SOURCE RECORDS –
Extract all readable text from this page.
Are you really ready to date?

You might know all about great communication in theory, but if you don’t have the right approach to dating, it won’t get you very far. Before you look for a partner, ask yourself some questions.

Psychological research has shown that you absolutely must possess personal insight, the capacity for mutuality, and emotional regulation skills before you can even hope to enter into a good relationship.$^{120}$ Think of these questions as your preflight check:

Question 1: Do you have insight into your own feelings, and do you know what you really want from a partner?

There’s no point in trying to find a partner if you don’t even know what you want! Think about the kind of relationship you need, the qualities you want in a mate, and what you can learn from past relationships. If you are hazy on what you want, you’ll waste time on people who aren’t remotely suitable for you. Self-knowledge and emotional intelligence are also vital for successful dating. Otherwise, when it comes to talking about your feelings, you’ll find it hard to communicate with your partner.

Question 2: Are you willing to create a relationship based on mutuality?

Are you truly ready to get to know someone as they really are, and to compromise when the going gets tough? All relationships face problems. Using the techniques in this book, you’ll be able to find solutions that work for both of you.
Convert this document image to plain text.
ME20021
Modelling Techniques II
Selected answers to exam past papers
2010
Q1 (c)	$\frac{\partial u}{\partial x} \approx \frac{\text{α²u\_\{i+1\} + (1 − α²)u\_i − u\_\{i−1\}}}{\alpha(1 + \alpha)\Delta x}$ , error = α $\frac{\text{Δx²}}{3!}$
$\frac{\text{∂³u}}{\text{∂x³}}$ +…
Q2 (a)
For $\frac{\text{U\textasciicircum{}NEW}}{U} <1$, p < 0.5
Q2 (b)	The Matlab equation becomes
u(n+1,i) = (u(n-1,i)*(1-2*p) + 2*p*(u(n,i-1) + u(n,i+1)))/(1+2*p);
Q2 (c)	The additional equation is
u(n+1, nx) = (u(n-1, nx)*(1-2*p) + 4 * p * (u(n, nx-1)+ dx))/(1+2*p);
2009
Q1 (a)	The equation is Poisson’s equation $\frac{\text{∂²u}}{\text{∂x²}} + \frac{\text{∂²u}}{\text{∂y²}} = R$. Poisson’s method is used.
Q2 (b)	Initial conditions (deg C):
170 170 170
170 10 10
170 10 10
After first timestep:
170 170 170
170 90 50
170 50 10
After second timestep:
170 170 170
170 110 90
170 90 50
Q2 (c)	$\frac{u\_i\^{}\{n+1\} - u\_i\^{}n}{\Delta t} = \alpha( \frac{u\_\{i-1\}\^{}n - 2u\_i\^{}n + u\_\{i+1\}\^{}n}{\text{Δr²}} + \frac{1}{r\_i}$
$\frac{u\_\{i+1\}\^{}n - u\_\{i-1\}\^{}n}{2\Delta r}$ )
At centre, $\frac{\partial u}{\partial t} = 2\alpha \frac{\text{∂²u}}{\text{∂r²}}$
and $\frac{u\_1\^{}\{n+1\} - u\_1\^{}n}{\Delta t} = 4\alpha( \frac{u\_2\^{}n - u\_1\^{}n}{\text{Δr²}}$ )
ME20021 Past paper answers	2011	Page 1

INSTRUCTIONS FOR THE TASK – Repeat the lines above exactly.

RESPONSE TO THE EXERCISE –
Extract all readable text from this page.
Are you really ready to date?

You might know all about great communication in theory, but if you don’t have the right approach to dating, it won’t get you very far. Before you look for a partner, ask yourself some questions.

Psychological research has shown that you absolutely must possess personal insight, the capacity for mutuality, and emotional regulation skills before you can even hope to enter into a good relationship.$^{120}$ Think of these questions as your preflight check:

Question 1: Do you have insight into your own feelings, and do you know what you really want from a partner?

There’s no point in trying to find a partner if you don’t even know what you want! Think about the kind of relationship you need, the qualities you want in a mate, and what you can learn from past relationships. If you are hazy on what you want, you’ll waste time on people who aren’t remotely suitable for you. Self-knowledge and emotional intelligence are also vital for successful dating. Otherwise, when it comes to talking about your feelings, you’ll find it hard to communicate with your partner.

Question 2: Are you willing to create a relationship based on mutuality?

Are you truly ready to get to know someone as they really are, and to compromise when the going gets tough? All relationships face problems. Using the techniques in this book, you’ll be able to find solutions that work for both of you.
Convert this document image to plain text.
ME20021
Modelling Techniques II
Selected answers to exam past papers
2010
Q1 (c)	$\frac{\partial u}{\partial x} \approx \frac{\text{α²u\_\{i+1\} + (1 − α²)u\_i − u\_\{i−1\}}}{\alpha(1 + \alpha)\Delta x}$ , error = α $\frac{\text{Δx²}}{3!}$
$\frac{\text{∂³u}}{\text{∂x³}}$ +…
Q2 (a)
For $\frac{\text{U\textasciicircum{}NEW}}{U} <1$, p < 0.5
Q2 (b)	The Matlab equation becomes
u(n+1,i) = (u(n-1,i)*(1-2*p) + 2*p*(u(n,i-1) + u(n,i+1)))/(1+2*p);
Q2 (c)	The additional equation is
u(n+1, nx) = (u(n-1, nx)*(1-2*p) + 4 * p * (u(n, nx-1)+ dx))/(1+2*p);
2009
Q1 (a)	The equation is Poisson’s equation $\frac{\text{∂²u}}{\text{∂x²}} + \frac{\text{∂²u}}{\text{∂y²}} = R$. Poisson’s method is used.
Q2 (b)	Initial conditions (deg C):
170 170 170
170 10 10
170 10 10
After first timestep:
170 170 170
170 90 50
170 50 10
After second timestep:
170 170 170
170 110 90
170 90 50
Q2 (c)	$\frac{u\_i\^{}\{n+1\} - u\_i\^{}n}{\Delta t} = \alpha( \frac{u\_\{i-1\}\^{}n - 2u\_i\^{}n + u\_\{i+1\}\^{}n}{\text{Δr²}} + \frac{1}{r\_i}$
$\frac{u\_\{i+1\}\^{}n - u\_\{i-1\}\^{}n}{2\Delta r}$ )
At centre, $\frac{\partial u}{\partial t} = 2\alpha \frac{\text{∂²u}}{\text{∂r²}}$
and $\frac{u\_1\^{}\{n+1\} - u\_1\^{}n}{\Delta t} = 4\alpha( \frac{u\_2\^{}n - u\_1\^{}n}{\text{Δr²}}$ )
ME20021 Past paper answers	2011	Page 1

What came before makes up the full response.